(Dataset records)
_____

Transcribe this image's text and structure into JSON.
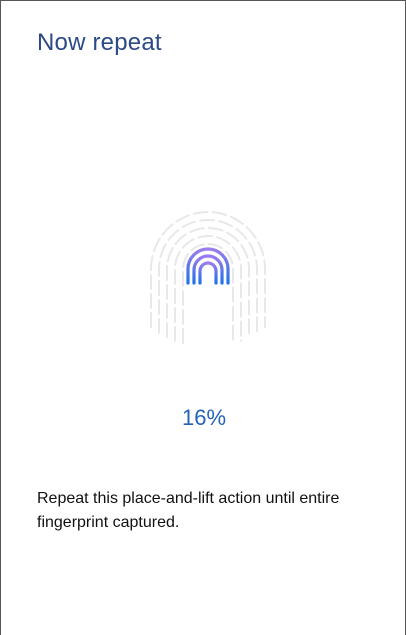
{
  "screen": {
    "title": "Now repeat",
    "progress_text": "16%",
    "progress": 0.16,
    "instructions": "Repeat this place-and-lift action until entire fingerprint captured."
  },
  "icons": {
    "fingerprint": "fingerprint-icon"
  },
  "colors": {
    "title": "#2c4a86",
    "accent": "#2563b8",
    "fingerprint_gradient_top": "#9b7cf0",
    "fingerprint_gradient_bottom": "#1f73e8",
    "fingerprint_faint": "#e6e6e6",
    "text": "#111111",
    "background": "#ffffff"
  }
}
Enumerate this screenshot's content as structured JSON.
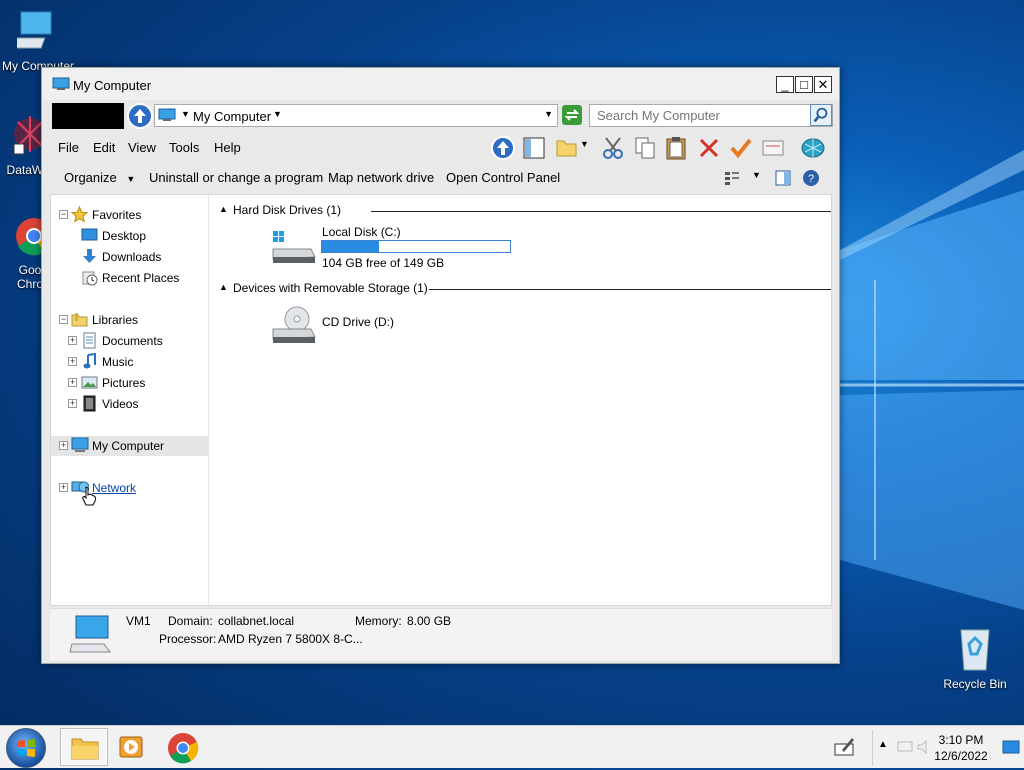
{
  "desktop": {
    "icons": [
      {
        "label": "My Computer"
      },
      {
        "label": "DataWa"
      },
      {
        "label": "Goo"
      },
      {
        "label": "Chro"
      },
      {
        "label": "Recycle Bin"
      }
    ]
  },
  "window": {
    "title": "My Computer",
    "buttons": {
      "minimize": "_",
      "maximize": "□",
      "close": "✕"
    },
    "address": {
      "location": "My Computer"
    },
    "search": {
      "placeholder": "Search My Computer"
    },
    "menu": [
      "File",
      "Edit",
      "View",
      "Tools",
      "Help"
    ],
    "commands": {
      "organize": "Organize",
      "uninstall": "Uninstall or change a program",
      "map_drive": "Map network drive",
      "control_panel": "Open Control Panel"
    }
  },
  "nav": {
    "favorites": "Favorites",
    "desktop": "Desktop",
    "downloads": "Downloads",
    "recent": "Recent Places",
    "libraries": "Libraries",
    "documents": "Documents",
    "music": "Music",
    "pictures": "Pictures",
    "videos": "Videos",
    "my_computer": "My Computer",
    "network": "Network"
  },
  "main": {
    "hdd_group": "Hard Disk Drives (1)",
    "removable_group": "Devices with Removable Storage (1)",
    "local_disk": {
      "name": "Local Disk (C:)",
      "free_text": "104 GB free of 149 GB",
      "used_fraction": 0.302
    },
    "cd_drive": {
      "name": "CD Drive (D:)"
    }
  },
  "details": {
    "name": "VM1",
    "domain_label": "Domain:",
    "domain_value": "collabnet.local",
    "memory_label": "Memory:",
    "memory_value": "8.00 GB",
    "processor_label": "Processor:",
    "processor_value": "AMD Ryzen 7 5800X 8-C..."
  },
  "taskbar": {
    "time": "3:10 PM",
    "date": "12/6/2022"
  },
  "colors": {
    "accent": "#2a8be3",
    "link": "#0645ad"
  }
}
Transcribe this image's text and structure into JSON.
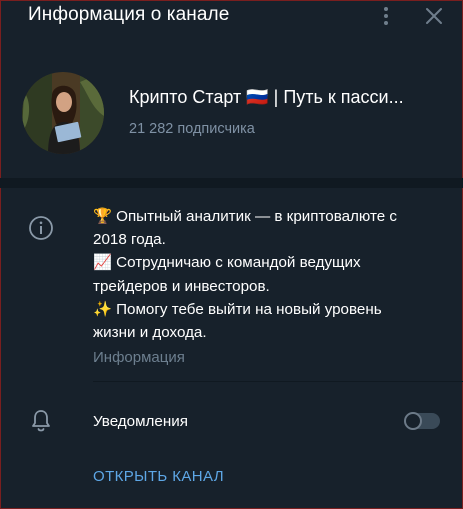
{
  "header": {
    "title": "Информация о канале",
    "menu_icon": "kebab-icon",
    "close_icon": "close-icon"
  },
  "channel": {
    "name": "Крипто Старт 🇷🇺 | Путь к пасси...",
    "subscribers": "21 282 подписчика"
  },
  "description": {
    "lines": [
      "🏆 Опытный аналитик — в криптовалюте с",
      "2018 года.",
      "📈 Сотрудничаю с командой ведущих",
      "трейдеров и инвесторов.",
      "✨ Помогу тебе выйти на новый уровень",
      "жизни и дохода."
    ],
    "label": "Информация"
  },
  "notifications": {
    "label": "Уведомления",
    "enabled": false
  },
  "actions": {
    "open_channel": "ОТКРЫТЬ КАНАЛ"
  },
  "colors": {
    "background": "#17212b",
    "secondary_text": "#7f91a4",
    "accent": "#5ea7e6",
    "separator": "#101921"
  }
}
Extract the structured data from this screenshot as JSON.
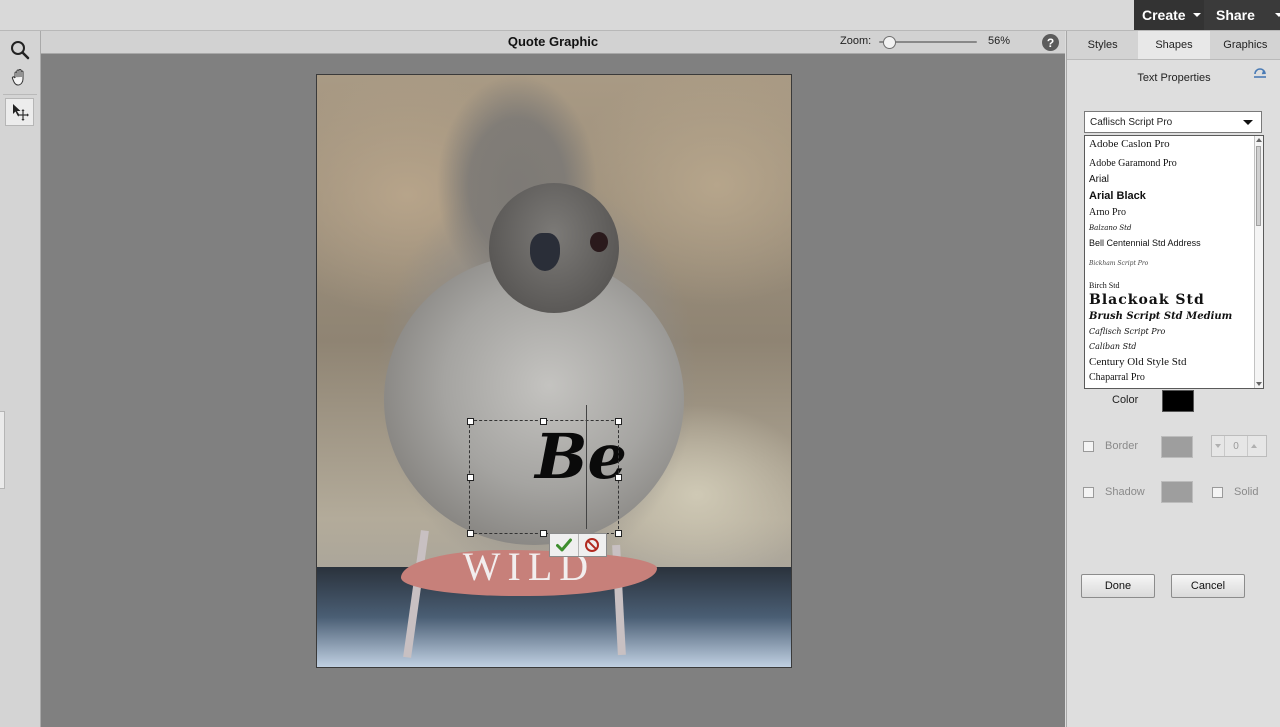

_____

◆ **Instruction**
Transcribe the material exactly, leaving every picture out.

◆ **Exercise answer**
Transcribe this image's text and structure into JSON.
{
  "screen": {
    "title": "Now repeat",
    "progress_text": "16%",
    "progress": 0.16,
    "instructions": "Repeat this place-and-lift action until entire fingerprint captured."
  },
  "icons": {
    "fingerprint": "fingerprint-icon"
  },
  "colors": {
    "title": "#2c4a86",
    "accent": "#2563b8",
    "fingerprint_gradient_top": "#9b7cf0",
    "fingerprint_gradient_bottom": "#1f73e8",
    "fingerprint_faint": "#e6e6e6",
    "text": "#111111",
    "background": "#ffffff"
  }
}
Enumerate this screenshot's content as structured JSON.
{
  "desktop": {
    "icons": [
      {
        "label": "My Computer"
      },
      {
        "label": "DataWa"
      },
      {
        "label": "Goo"
      },
      {
        "label": "Chro"
      },
      {
        "label": "Recycle Bin"
      }
    ]
  },
  "window": {
    "title": "My Computer",
    "buttons": {
      "minimize": "_",
      "maximize": "□",
      "close": "✕"
    },
    "address": {
      "location": "My Computer"
    },
    "search": {
      "placeholder": "Search My Computer"
    },
    "menu": [
      "File",
      "Edit",
      "View",
      "Tools",
      "Help"
    ],
    "commands": {
      "organize": "Organize",
      "uninstall": "Uninstall or change a program",
      "map_drive": "Map network drive",
      "control_panel": "Open Control Panel"
    }
  },
  "nav": {
    "favorites": "Favorites",
    "desktop": "Desktop",
    "downloads": "Downloads",
    "recent": "Recent Places",
    "libraries": "Libraries",
    "documents": "Documents",
    "music": "Music",
    "pictures": "Pictures",
    "videos": "Videos",
    "my_computer": "My Computer",
    "network": "Network"
  },
  "main": {
    "hdd_group": "Hard Disk Drives (1)",
    "removable_group": "Devices with Removable Storage (1)",
    "local_disk": {
      "name": "Local Disk (C:)",
      "free_text": "104 GB free of 149 GB",
      "used_fraction": 0.302
    },
    "cd_drive": {
      "name": "CD Drive (D:)"
    }
  },
  "details": {
    "name": "VM1",
    "domain_label": "Domain:",
    "domain_value": "collabnet.local",
    "memory_label": "Memory:",
    "memory_value": "8.00 GB",
    "processor_label": "Processor:",
    "processor_value": "AMD Ryzen 7 5800X 8-C..."
  },
  "taskbar": {
    "time": "3:10 PM",
    "date": "12/6/2022"
  },
  "colors": {
    "accent": "#2a8be3",
    "link": "#0645ad"
  }
}
Transcribe this image's text and structure into JSON.
{
  "header": {
    "title": "Информация о канале",
    "menu_icon": "kebab-icon",
    "close_icon": "close-icon"
  },
  "channel": {
    "name": "Крипто Старт 🇷🇺 | Путь к пасси...",
    "subscribers": "21 282 подписчика"
  },
  "description": {
    "lines": [
      "🏆 Опытный аналитик — в криптовалюте с",
      "2018 года.",
      "📈 Сотрудничаю с командой ведущих",
      "трейдеров и инвесторов.",
      "✨ Помогу тебе выйти на новый уровень",
      "жизни и дохода."
    ],
    "label": "Информация"
  },
  "notifications": {
    "label": "Уведомления",
    "enabled": false
  },
  "actions": {
    "open_channel": "ОТКРЫТЬ КАНАЛ"
  },
  "colors": {
    "background": "#17212b",
    "secondary_text": "#7f91a4",
    "accent": "#5ea7e6",
    "separator": "#101921"
  }
}
Extract the structured data from this screenshot as JSON.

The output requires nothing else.